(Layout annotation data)
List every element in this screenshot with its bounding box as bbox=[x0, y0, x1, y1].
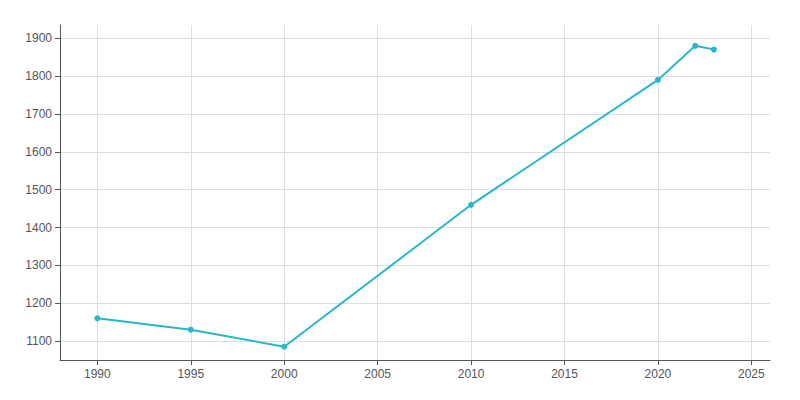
svg-text:1995: 1995 bbox=[177, 367, 204, 381]
svg-text:1400: 1400 bbox=[25, 221, 52, 235]
svg-text:1990: 1990 bbox=[84, 367, 111, 381]
svg-text:1200: 1200 bbox=[25, 296, 52, 310]
svg-text:2020: 2020 bbox=[645, 367, 672, 381]
svg-text:1600: 1600 bbox=[25, 145, 52, 159]
svg-text:2025: 2025 bbox=[738, 367, 765, 381]
svg-text:1700: 1700 bbox=[25, 107, 52, 121]
svg-text:2005: 2005 bbox=[364, 367, 391, 381]
svg-text:2010: 2010 bbox=[458, 367, 485, 381]
svg-text:2015: 2015 bbox=[551, 367, 578, 381]
svg-text:1900: 1900 bbox=[25, 31, 52, 45]
svg-text:1300: 1300 bbox=[25, 258, 52, 272]
svg-text:1500: 1500 bbox=[25, 183, 52, 197]
svg-text:1800: 1800 bbox=[25, 69, 52, 83]
svg-text:2000: 2000 bbox=[271, 367, 298, 381]
svg-text:1100: 1100 bbox=[26, 334, 52, 348]
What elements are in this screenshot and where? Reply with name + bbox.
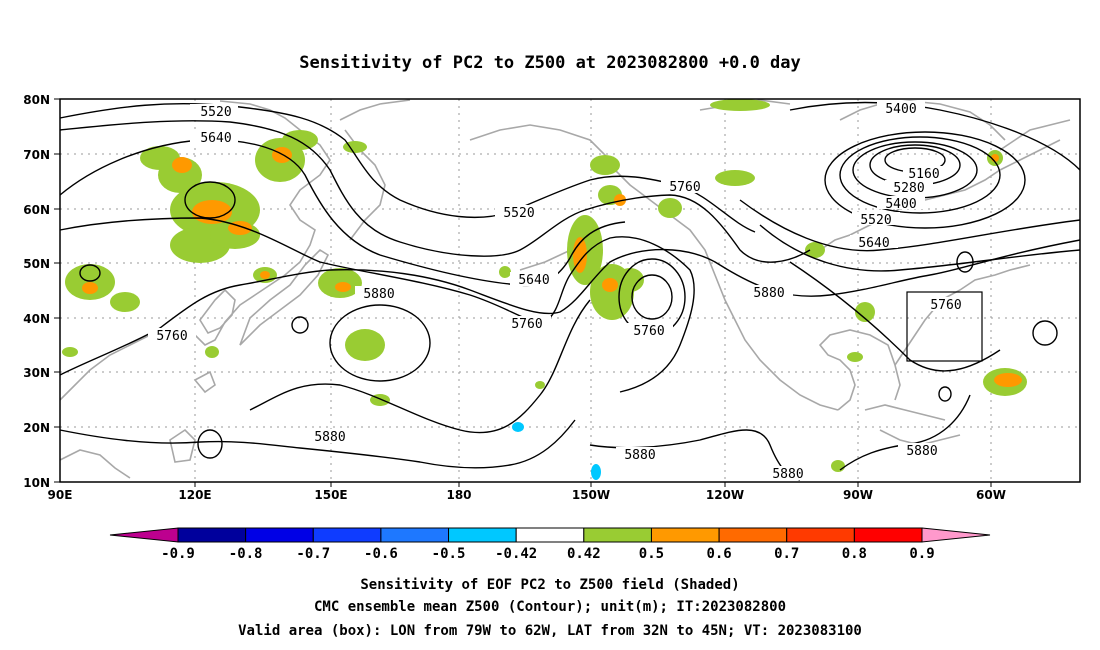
lat-label: 10N: [23, 476, 50, 490]
colorbar-segment: [312, 527, 382, 543]
contour-label: 5760: [511, 317, 542, 332]
colorbar-segment: [853, 527, 923, 543]
lat-label: 80N: [23, 93, 50, 107]
colorbar-left-extension: [109, 527, 179, 543]
colorbar-tick-label: 0.7: [774, 546, 799, 562]
colorbar-segment: [583, 527, 652, 543]
lat-ticks: [54, 98, 60, 483]
lat-label: 20N: [23, 421, 50, 435]
lon-label: 120E: [178, 488, 211, 502]
colorbar-segment: [448, 527, 517, 543]
lon-label: 90E: [48, 488, 73, 502]
colorbar-tick-label: 0.5: [639, 546, 664, 562]
colorbar-tick-label: 0.42: [567, 546, 601, 562]
contour-label: 5280: [893, 181, 924, 196]
colorbar-segment: [380, 527, 450, 543]
lat-label: 40N: [23, 312, 50, 326]
valid-area-box: [906, 291, 983, 362]
contour-label: 5520: [200, 105, 231, 120]
lon-label: 60W: [976, 488, 1006, 502]
lon-label: 90W: [843, 488, 873, 502]
colorbar-tick-label: 0.6: [706, 546, 731, 562]
contour-label: 5760: [156, 329, 187, 344]
contour-label: 5880: [363, 287, 394, 302]
lon-label: 150W: [572, 488, 610, 502]
z500-contours: [59, 101, 1081, 481]
contour-label: 5760: [669, 180, 700, 195]
lat-label: 70N: [23, 148, 50, 162]
colorbar-tick-label: -0.42: [495, 546, 537, 562]
contour-label: 5520: [503, 206, 534, 221]
contour-label: 5640: [858, 236, 889, 251]
lat-label: 60N: [23, 203, 50, 217]
colorbar-segment: [786, 527, 855, 543]
colorbar-tick-label: -0.5: [432, 546, 466, 562]
colorbar-segment: [515, 527, 585, 543]
colorbar-tick-label: 0.8: [842, 546, 867, 562]
longitude-labels: 90E 120E 150E 180 150W 120W 90W 60W: [48, 488, 1006, 502]
contour-label: 5760: [930, 298, 961, 313]
contour-label: 5400: [885, 102, 916, 117]
caption-line: Valid area (box): LON from 79W to 62W, L…: [238, 623, 862, 639]
contour-label: 5640: [200, 131, 231, 146]
colorbar-tick-labels: -0.9 -0.8 -0.7 -0.6 -0.5 -0.42 0.42 0.5 0.6 0.7 0.…: [161, 546, 935, 562]
colorbar-right-extension: [921, 527, 991, 543]
map-title: Sensitivity of PC2 to Z500 at 2023082800…: [299, 53, 801, 73]
lon-label: 120W: [706, 488, 744, 502]
lon-ticks: [194, 482, 992, 487]
contour-label: 5400: [885, 197, 916, 212]
contour-label: 5760: [633, 324, 664, 339]
contour-label: 5520: [860, 213, 891, 228]
contour-label: 5640: [518, 273, 549, 288]
colorbar-segment: [177, 527, 247, 543]
contour-label: 5160: [908, 167, 939, 182]
lat-label: 50N: [23, 257, 50, 271]
contour-label: 5880: [753, 286, 784, 301]
colorbar-tick-label: -0.9: [161, 546, 195, 562]
lon-label: 180: [446, 488, 471, 502]
contour-labels: 5520 5640 5520 5640 5760 5760 5880 5760 …: [148, 101, 970, 482]
latitude-labels: 80N 70N 60N 50N 40N 30N 20N 10N: [23, 93, 50, 490]
contour-label: 5880: [314, 430, 345, 445]
colorbar-segment: [718, 527, 788, 543]
caption-line: CMC ensemble mean Z500 (Contour); unit(m…: [314, 599, 786, 615]
caption-line: Sensitivity of EOF PC2 to Z500 field (Sh…: [360, 577, 739, 593]
colorbar-tick-label: -0.6: [364, 546, 398, 562]
contour-label: 5880: [906, 444, 937, 459]
colorbar-tick-label: -0.7: [296, 546, 330, 562]
colorbar-segment: [245, 527, 314, 543]
contour-label: 5880: [624, 448, 655, 463]
colorbar: [109, 527, 991, 543]
colorbar-segment: [650, 527, 720, 543]
captions: Sensitivity of EOF PC2 to Z500 field (Sh…: [238, 577, 862, 639]
lat-label: 30N: [23, 366, 50, 380]
colorbar-tick-label: -0.8: [229, 546, 263, 562]
colorbar-tick-label: 0.9: [909, 546, 934, 562]
lon-label: 150E: [314, 488, 347, 502]
map-frame: [59, 98, 1081, 483]
contour-label: 5880: [772, 467, 803, 482]
map-panel: 5520 5640 5520 5640 5760 5760 5880 5760 …: [59, 98, 1081, 483]
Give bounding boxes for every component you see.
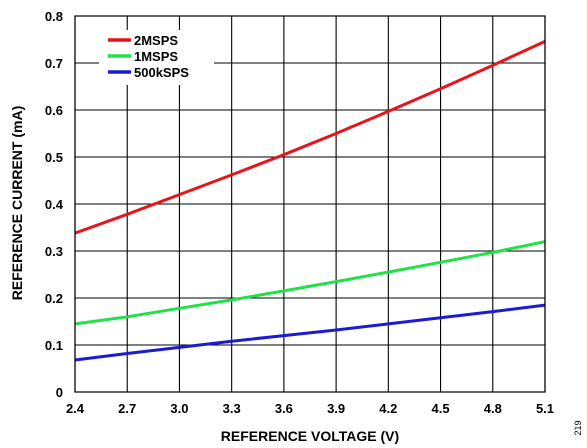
y-tick-label: 0 [56,385,63,400]
figure-id: 219 [573,420,583,435]
x-tick-label: 2.4 [66,401,85,416]
legend-label: 500kSPS [134,65,189,80]
y-tick-label: 0.3 [45,244,63,259]
y-tick-label: 0.1 [45,338,63,353]
x-tick-label: 3.0 [170,401,188,416]
y-tick-label: 0.4 [45,197,64,212]
x-tick-label: 2.7 [118,401,136,416]
y-tick-label: 0.7 [45,56,63,71]
x-tick-labels: 2.4 2.7 3.0 3.3 3.6 3.9 4.2 4.5 4.8 5.1 [66,401,554,416]
x-axis-label: REFERENCE VOLTAGE (V) [221,428,399,444]
legend-label: 2MSPS [134,33,178,48]
series-line-1MSPS [74,240,546,326]
y-tick-labels: 0 0.1 0.2 0.3 0.4 0.5 0.6 0.7 0.8 [45,9,64,400]
x-tick-label: 4.8 [484,401,502,416]
x-tick-label: 3.6 [275,401,293,416]
y-tick-label: 0.8 [45,9,63,24]
x-tick-label: 4.2 [379,401,397,416]
y-tick-label: 0.2 [45,291,63,306]
y-tick-label: 0.6 [45,103,63,118]
x-tick-label: 3.9 [327,401,345,416]
y-tick-label: 0.5 [45,150,63,165]
plot-area-frame [74,15,546,393]
series-line-2MSPS [74,40,546,235]
y-axis-label: REFERENCE CURRENT (mA) [9,106,25,300]
series-line-500kSPS [74,303,546,362]
legend-label: 1MSPS [134,49,178,64]
x-tick-label: 5.1 [536,401,554,416]
x-tick-label: 4.5 [432,401,450,416]
series-lines [74,40,546,362]
x-tick-label: 3.3 [223,401,241,416]
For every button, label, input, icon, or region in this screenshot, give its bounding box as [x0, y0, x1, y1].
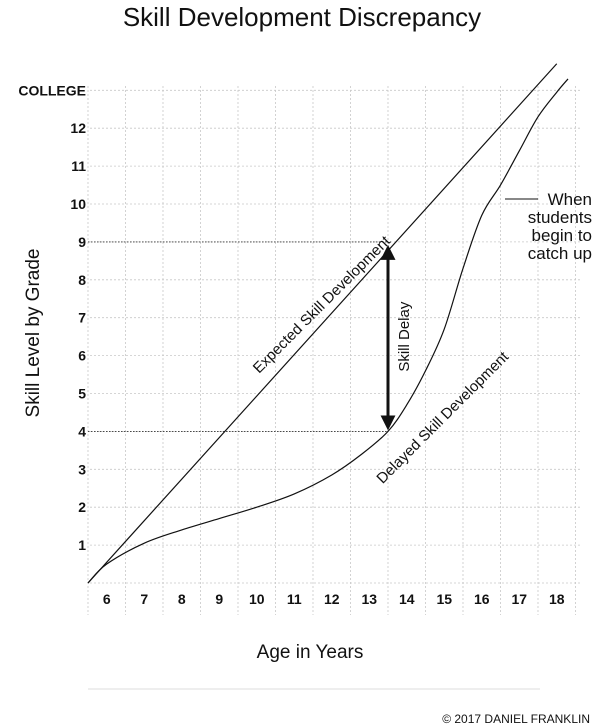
- y-tick-label: 4: [78, 423, 86, 439]
- y-tick-label: 6: [78, 348, 86, 364]
- y-tick-label: 9: [78, 234, 86, 250]
- y-tick-label: 10: [70, 196, 86, 212]
- copyright-credit: © 2017 DANIEL FRANKLIN: [442, 712, 590, 726]
- catch-up-text-line: When: [548, 190, 592, 209]
- skill-delay-label: Skill Delay: [396, 301, 413, 372]
- x-tick-label: 18: [549, 591, 565, 607]
- y-tick-label: 11: [71, 158, 86, 174]
- y-tick-label: COLLEGE: [18, 82, 86, 98]
- series-layer: [87, 63, 569, 584]
- y-tick-label: 7: [78, 310, 86, 326]
- x-tick-label: 12: [324, 591, 340, 607]
- catch-up-text-line: catch up: [528, 244, 592, 263]
- y-tick-label: 5: [78, 386, 86, 402]
- x-axis-label: Age in Years: [257, 642, 364, 663]
- x-tick-label: 16: [474, 591, 490, 607]
- x-tick-label: 9: [215, 591, 223, 607]
- guide-lines: [88, 241, 388, 432]
- catch-up-text-line: students: [528, 208, 592, 227]
- y-tick-label: 12: [70, 120, 86, 136]
- x-tick-label: 6: [103, 591, 111, 607]
- chart-title: Skill Development Discrepancy: [123, 2, 481, 32]
- y-tick-label: 3: [78, 461, 86, 477]
- y-tick-label: 1: [78, 537, 86, 553]
- x-tick-labels: 6 7 8 9 10 11 12 13 14 15 16 17 18: [103, 591, 565, 607]
- y-tick-label: 2: [78, 499, 86, 515]
- y-axis-label: Skill Level by Grade: [23, 249, 44, 418]
- x-tick-label: 15: [436, 591, 452, 607]
- y-tick-label: 8: [78, 272, 86, 288]
- expected-skill-line: [87, 63, 558, 584]
- catch-up-text-line: begin to: [532, 226, 593, 245]
- x-tick-label: 10: [249, 591, 265, 607]
- x-tick-label: 8: [178, 591, 186, 607]
- x-tick-label: 17: [511, 591, 527, 607]
- grid: [87, 86, 582, 615]
- x-tick-label: 13: [361, 591, 377, 607]
- expected-series-label: Expected Skill Development: [250, 232, 395, 377]
- delayed-series-label: Delayed Skill Development: [373, 348, 512, 487]
- x-tick-label: 14: [399, 591, 415, 607]
- delayed-skill-curve: [87, 78, 569, 584]
- x-tick-label: 11: [287, 591, 302, 607]
- x-tick-label: 7: [140, 591, 148, 607]
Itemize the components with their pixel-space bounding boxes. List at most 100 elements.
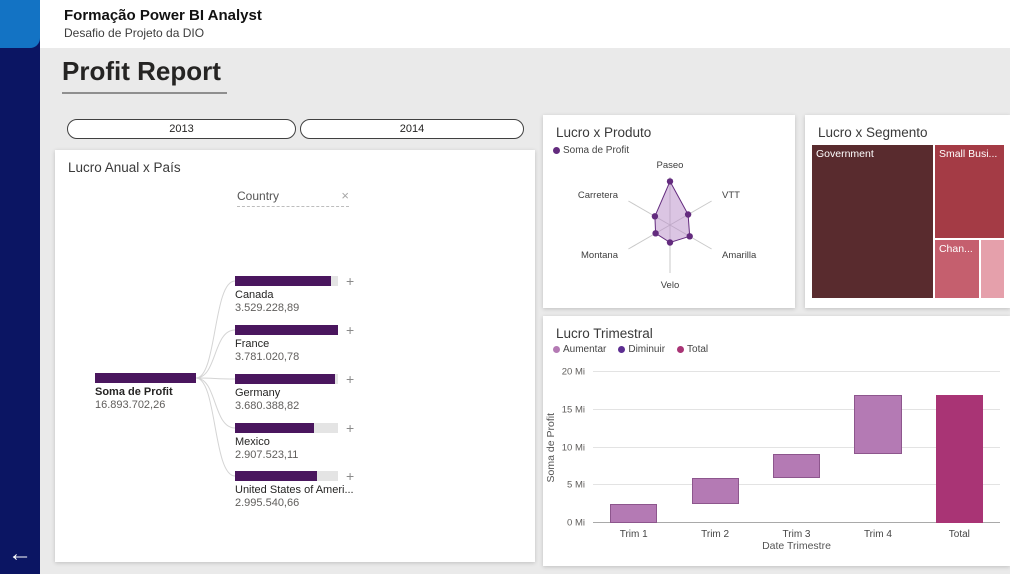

_What is asked_
Please count the lines in the rows above that contain the string "expected", with case counting, and give only the number.

_Response to the task_
2